WHAT THE EXERCISE ASKS:
Would you copy out the whole listing exactly as given?

─── DATASET ENTRIES ───

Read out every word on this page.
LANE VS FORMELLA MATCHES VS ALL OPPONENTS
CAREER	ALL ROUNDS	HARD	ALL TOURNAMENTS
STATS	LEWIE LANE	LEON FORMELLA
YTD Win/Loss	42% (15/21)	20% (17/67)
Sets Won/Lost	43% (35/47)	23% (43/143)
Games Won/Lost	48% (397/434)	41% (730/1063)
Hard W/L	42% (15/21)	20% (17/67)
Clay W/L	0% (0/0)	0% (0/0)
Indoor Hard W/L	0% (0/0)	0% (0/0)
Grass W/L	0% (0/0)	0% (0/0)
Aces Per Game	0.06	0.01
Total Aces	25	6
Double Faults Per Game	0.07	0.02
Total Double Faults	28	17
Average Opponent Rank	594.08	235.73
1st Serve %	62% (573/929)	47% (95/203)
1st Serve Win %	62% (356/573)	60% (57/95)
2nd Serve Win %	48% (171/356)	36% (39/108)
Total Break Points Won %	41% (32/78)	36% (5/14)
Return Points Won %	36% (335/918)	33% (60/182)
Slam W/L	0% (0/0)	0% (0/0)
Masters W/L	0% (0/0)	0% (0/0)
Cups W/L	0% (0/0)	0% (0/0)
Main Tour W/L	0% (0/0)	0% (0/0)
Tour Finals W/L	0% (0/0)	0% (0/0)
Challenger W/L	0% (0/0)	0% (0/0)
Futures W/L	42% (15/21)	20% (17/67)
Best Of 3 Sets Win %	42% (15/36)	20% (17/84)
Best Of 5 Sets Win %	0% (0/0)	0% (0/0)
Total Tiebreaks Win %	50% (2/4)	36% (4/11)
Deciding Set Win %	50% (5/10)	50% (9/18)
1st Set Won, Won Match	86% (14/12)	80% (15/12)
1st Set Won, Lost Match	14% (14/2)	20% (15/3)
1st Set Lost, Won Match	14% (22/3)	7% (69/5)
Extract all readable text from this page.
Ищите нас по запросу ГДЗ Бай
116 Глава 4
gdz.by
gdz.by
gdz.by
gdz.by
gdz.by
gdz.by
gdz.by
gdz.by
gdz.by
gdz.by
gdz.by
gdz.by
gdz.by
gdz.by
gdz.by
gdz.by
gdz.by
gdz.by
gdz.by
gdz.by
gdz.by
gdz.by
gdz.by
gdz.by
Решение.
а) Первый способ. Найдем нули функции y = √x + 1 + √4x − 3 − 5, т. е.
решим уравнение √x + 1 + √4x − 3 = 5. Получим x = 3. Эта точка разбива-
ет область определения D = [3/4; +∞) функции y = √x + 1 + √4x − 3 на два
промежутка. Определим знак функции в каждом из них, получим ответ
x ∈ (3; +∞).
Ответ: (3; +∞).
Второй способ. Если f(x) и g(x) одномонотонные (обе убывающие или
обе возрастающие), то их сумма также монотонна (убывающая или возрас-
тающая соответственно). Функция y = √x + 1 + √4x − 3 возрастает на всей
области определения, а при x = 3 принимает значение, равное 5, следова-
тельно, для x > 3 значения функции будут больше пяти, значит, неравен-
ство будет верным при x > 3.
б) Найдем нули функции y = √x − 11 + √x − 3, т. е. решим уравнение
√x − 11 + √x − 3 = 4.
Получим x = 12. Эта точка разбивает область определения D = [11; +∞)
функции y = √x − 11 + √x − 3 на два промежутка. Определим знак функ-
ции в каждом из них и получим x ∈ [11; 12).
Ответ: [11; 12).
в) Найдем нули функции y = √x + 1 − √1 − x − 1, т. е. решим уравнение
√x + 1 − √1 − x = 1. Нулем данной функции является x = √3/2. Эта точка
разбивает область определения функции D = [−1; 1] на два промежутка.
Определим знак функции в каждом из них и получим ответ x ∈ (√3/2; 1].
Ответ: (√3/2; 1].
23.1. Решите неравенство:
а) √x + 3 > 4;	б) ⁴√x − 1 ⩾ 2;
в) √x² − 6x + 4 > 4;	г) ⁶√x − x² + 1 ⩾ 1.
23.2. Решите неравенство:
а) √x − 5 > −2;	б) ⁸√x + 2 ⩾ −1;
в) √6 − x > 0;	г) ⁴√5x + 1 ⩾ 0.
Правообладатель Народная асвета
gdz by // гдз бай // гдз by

───

RESPONSE:
Read out every word on this page.
LANE VS FORMELLA MATCHES VS ALL OPPONENTS
CAREER	ALL ROUNDS	HARD	ALL TOURNAMENTS
STATS	LEWIE LANE	LEON FORMELLA
YTD Win/Loss	42% (15/21)	20% (17/67)
Sets Won/Lost	43% (35/47)	23% (43/143)
Games Won/Lost	48% (397/434)	41% (730/1063)
Hard W/L	42% (15/21)	20% (17/67)
Clay W/L	0% (0/0)	0% (0/0)
Indoor Hard W/L	0% (0/0)	0% (0/0)
Grass W/L	0% (0/0)	0% (0/0)
Aces Per Game	0.06	0.01
Total Aces	25	6
Double Faults Per Game	0.07	0.02
Total Double Faults	28	17
Average Opponent Rank	594.08	235.73
1st Serve %	62% (573/929)	47% (95/203)
1st Serve Win %	62% (356/573)	60% (57/95)
2nd Serve Win %	48% (171/356)	36% (39/108)
Total Break Points Won %	41% (32/78)	36% (5/14)
Return Points Won %	36% (335/918)	33% (60/182)
Slam W/L	0% (0/0)	0% (0/0)
Masters W/L	0% (0/0)	0% (0/0)
Cups W/L	0% (0/0)	0% (0/0)
Main Tour W/L	0% (0/0)	0% (0/0)
Tour Finals W/L	0% (0/0)	0% (0/0)
Challenger W/L	0% (0/0)	0% (0/0)
Futures W/L	42% (15/21)	20% (17/67)
Best Of 3 Sets Win %	42% (15/36)	20% (17/84)
Best Of 5 Sets Win %	0% (0/0)	0% (0/0)
Total Tiebreaks Win %	50% (2/4)	36% (4/11)
Deciding Set Win %	50% (5/10)	50% (9/18)
1st Set Won, Won Match	86% (14/12)	80% (15/12)
1st Set Won, Lost Match	14% (14/2)	20% (15/3)
1st Set Lost, Won Match	14% (22/3)	7% (69/5)
Extract all readable text from this page.
Ищите нас по запросу ГДЗ Бай
116 Глава 4
gdz.by
gdz.by
gdz.by
gdz.by
gdz.by
gdz.by
gdz.by
gdz.by
gdz.by
gdz.by
gdz.by
gdz.by
gdz.by
gdz.by
gdz.by
gdz.by
gdz.by
gdz.by
gdz.by
gdz.by
gdz.by
gdz.by
gdz.by
gdz.by
Решение.
а) Первый способ. Найдем нули функции y = √x + 1 + √4x − 3 − 5, т. е.
решим уравнение √x + 1 + √4x − 3 = 5. Получим x = 3. Эта точка разбива-
ет область определения D = [3/4; +∞) функции y = √x + 1 + √4x − 3 на два
промежутка. Определим знак функции в каждом из них, получим ответ
x ∈ (3; +∞).
Ответ: (3; +∞).
Второй способ. Если f(x) и g(x) одномонотонные (обе убывающие или
обе возрастающие), то их сумма также монотонна (убывающая или возрас-
тающая соответственно). Функция y = √x + 1 + √4x − 3 возрастает на всей
области определения, а при x = 3 принимает значение, равное 5, следова-
тельно, для x > 3 значения функции будут больше пяти, значит, неравен-
ство будет верным при x > 3.
б) Найдем нули функции y = √x − 11 + √x − 3, т. е. решим уравнение
√x − 11 + √x − 3 = 4.
Получим x = 12. Эта точка разбивает область определения D = [11; +∞)
функции y = √x − 11 + √x − 3 на два промежутка. Определим знак функ-
ции в каждом из них и получим x ∈ [11; 12).
Ответ: [11; 12).
в) Найдем нули функции y = √x + 1 − √1 − x − 1, т. е. решим уравнение
√x + 1 − √1 − x = 1. Нулем данной функции является x = √3/2. Эта точка
разбивает область определения функции D = [−1; 1] на два промежутка.
Определим знак функции в каждом из них и получим ответ x ∈ (√3/2; 1].
Ответ: (√3/2; 1].
23.1. Решите неравенство:
а) √x + 3 > 4;	б) ⁴√x − 1 ⩾ 2;
в) √x² − 6x + 4 > 4;	г) ⁶√x − x² + 1 ⩾ 1.
23.2. Решите неравенство:
а) √x − 5 > −2;	б) ⁸√x + 2 ⩾ −1;
в) √6 − x > 0;	г) ⁴√5x + 1 ⩾ 0.
Правообладатель Народная асвета
gdz by // гдз бай // гдз by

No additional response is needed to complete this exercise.